◆ **Description of the task**: Return each line of the records holding the string "number".

◆ **Listed entries**:
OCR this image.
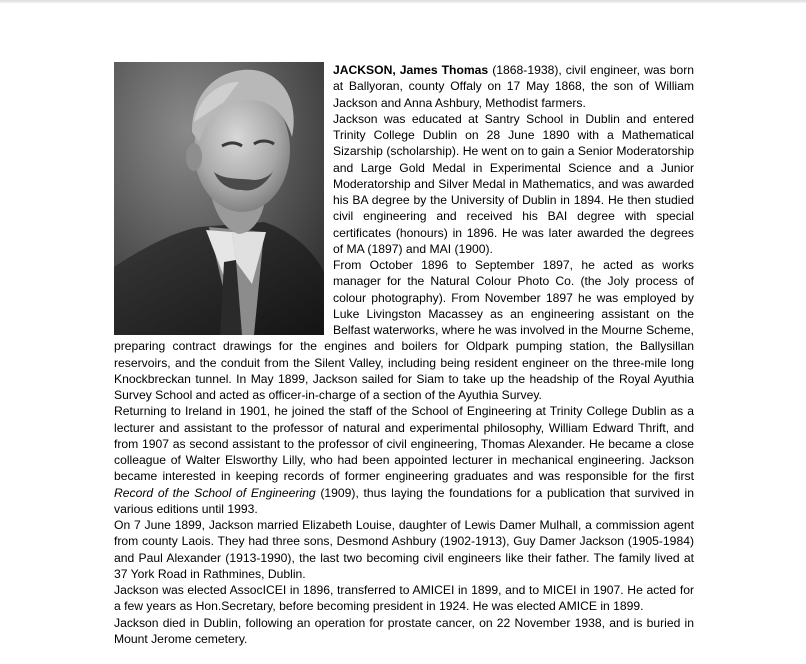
JACKSON, James Thomas (1868-1938), civil engineer, was born at Ballyoran, county Offaly on 17 May 1868, the son of William Jackson and Anna Ashbury, Methodist farmers.

Jackson was educated at Santry School in Dublin and entered Trinity College Dublin on 28 June 1890 with a Mathematical Sizarship (scholarship). He went on to gain a Senior Moderatorship and Large Gold Medal in Experimental Science and a Junior Moderatorship and Silver Medal in Mathematics, and was awarded his BA degree by the University of Dublin in 1894. He then studied civil engineering and received his BAI degree with special certificates (honours) in 1896. He was later awarded the degrees of MA (1897) and MAI (1900).

From October 1896 to September 1897, he acted as works manager for the Natural Colour Photo Co. (the Joly process of colour photography). From November 1897 he was employed by Luke Livingston Macassey as an engineering assistant on the Belfast waterworks, where he was involved in the Mourne Scheme, preparing contract drawings for the engines and boilers for Oldpark pumping station, the Ballysillan reservoirs, and the conduit from the Silent Valley, including being resident engineer on the three-mile long Knockbreckan tunnel. In May 1899, Jackson sailed for Siam to take up the headship of the Royal Ayuthia Survey School and acted as officer-in-charge of a section of the Ayuthia Survey.

Returning to Ireland in 1901, he joined the staff of the School of Engineering at Trinity College Dublin as a lecturer and assistant to the professor of natural and experimental philosophy, William Edward Thrift, and from 1907 as second assistant to the professor of civil engineering, Thomas Alexander. He became a close colleague of Walter Elsworthy Lilly, who had been appointed lecturer in mechanical engineering. Jackson became interested in keeping records of former engineering graduates and was responsible for the first Record of the School of Engineering (1909), thus laying the foundations for a publication that survived in various editions until 1993.

On 7 June 1899, Jackson married Elizabeth Louise, daughter of Lewis Damer Mulhall, a commission agent from county Laois. They had three sons, Desmond Ashbury (1902-1913), Guy Damer Jackson (1905-1984) and Paul Alexander (1913-1990), the last two becoming civil engineers like their father. The family lived at 37 York Road in Rathmines, Dublin.

Jackson was elected AssocICEI in 1896, transferred to AMICEI in 1899, and to MICEI in 1907. He acted for a few years as Hon.Secretary, before becoming president in 1924. He was elected AMICE in 1899.

Jackson died in Dublin, following an operation for prostate cancer, on 22 November 1938, and is buried in Mount Jerome cemetery.
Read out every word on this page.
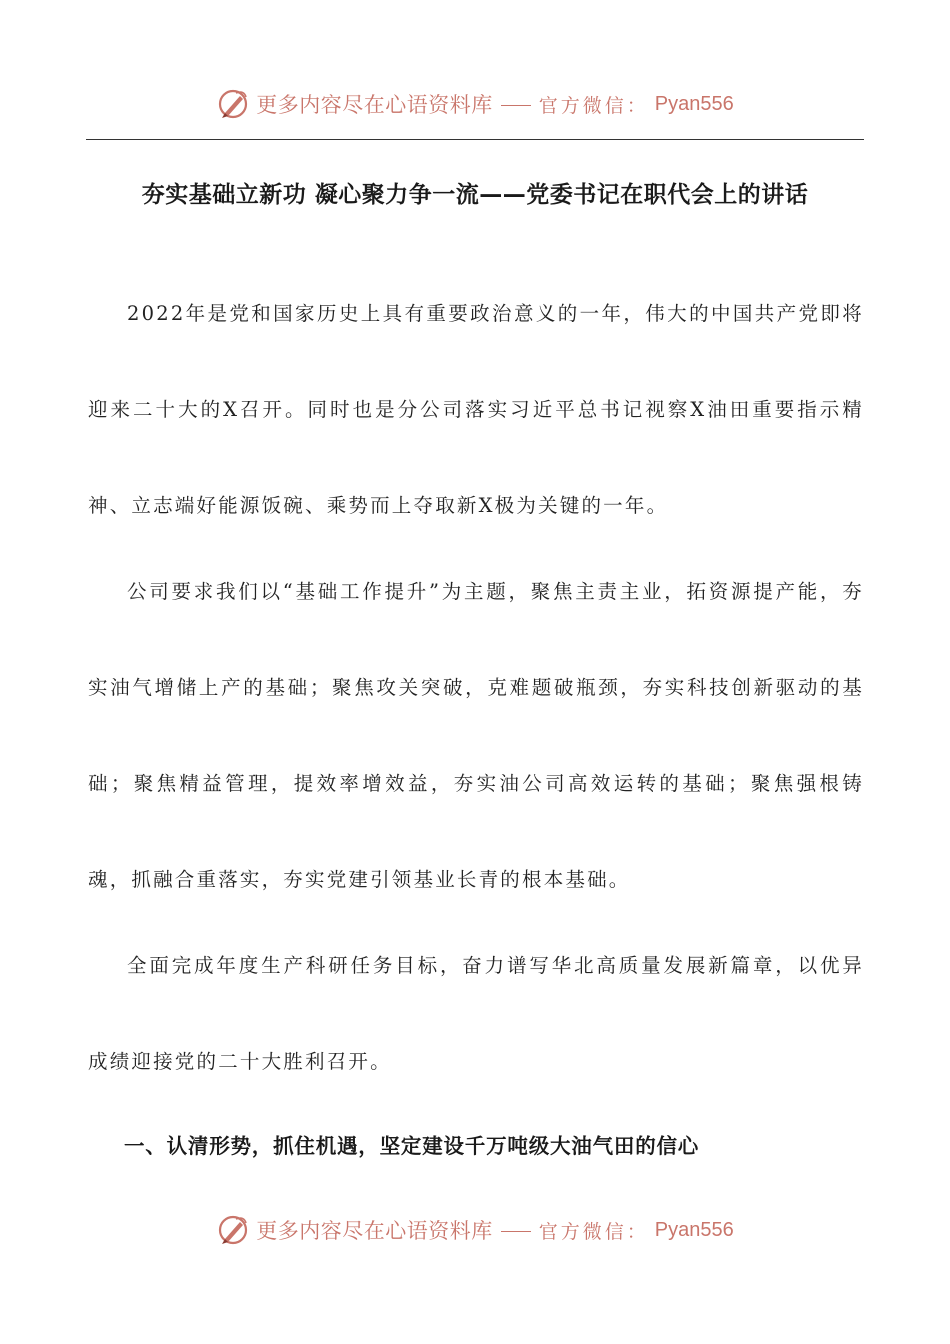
更多内容尽在心语资料库 官方微信： Pyan556
夯实基础立新功 凝心聚力争一流——党委书记在职代会上的讲话

2022年是党和国家历史上具有重要政治意义的一年，伟大的中国共产党即将迎来二十大的X召开。同时也是分公司落实习近平总书记视察X油田重要指示精神、立志端好能源饭碗、乘势而上夺取新X极为关键的一年。

公司要求我们以“基础工作提升”为主题，聚焦主责主业，拓资源提产能，夯实油气增储上产的基础；聚焦攻关突破，克难题破瓶颈，夯实科技创新驱动的基础；聚焦精益管理，提效率增效益，夯实油公司高效运转的基础；聚焦强根铸魂，抓融合重落实，夯实党建引领基业长青的根本基础。

全面完成年度生产科研任务目标，奋力谱写华北高质量发展新篇章，以优异成绩迎接党的二十大胜利召开。

一、认清形势，抓住机遇，坚定建设千万吨级大油气田的信心
更多内容尽在心语资料库 官方微信： Pyan556
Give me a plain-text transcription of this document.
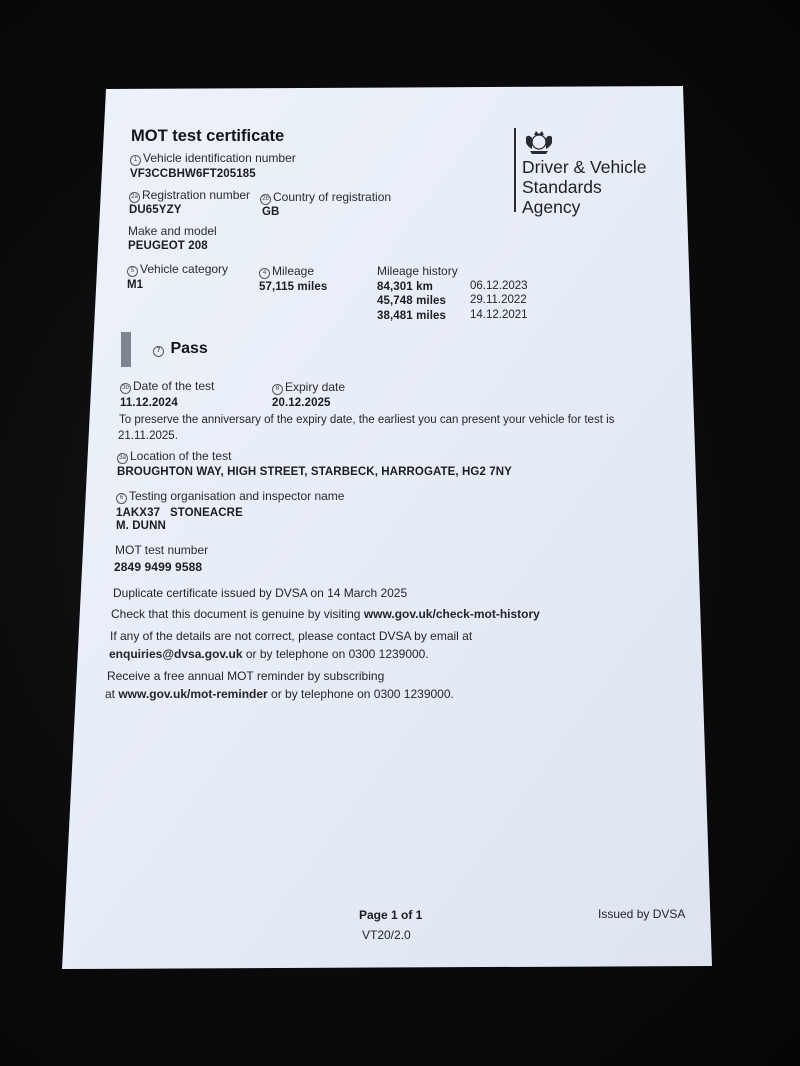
MOT test certificate
Driver & Vehicle
Standards
Agency
1 Vehicle identification number
VF3CCBHW6FT205185
2a Registration number
DU65YZY
2b Country of registration
GB
Make and model
PEUGEOT 208
5 Vehicle category
M1
4 Mileage
57,115 miles
Mileage history
84,301 km	06.12.2023
45,748 miles 29.11.2022
38,481 miles 14.12.2021
7 Pass
3b Date of the test
11.12.2024
8 Expiry date
20.12.2025
To preserve the anniversary of the expiry date, the earliest you can present your vehicle for test is
21.11.2025.
3a Location of the test
BROUGHTON WAY, HIGH STREET, STARBECK, HARROGATE, HG2 7NY
6 Testing organisation and inspector name
1AKX37   STONEACRE
M. DUNN
MOT test number
2849 9499 9588
Duplicate certificate issued by DVSA on 14 March 2025
Check that this document is genuine by visiting www.gov.uk/check-mot-history
If any of the details are not correct, please contact DVSA by email at
enquiries@dvsa.gov.uk or by telephone on 0300 1239000.
Receive a free annual MOT reminder by subscribing
at www.gov.uk/mot-reminder or by telephone on 0300 1239000.
Page 1 of 1
VT20/2.0
Issued by DVSA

◆ **The solution**:
1 Vehicle identification number
2a Registration number
MOT test number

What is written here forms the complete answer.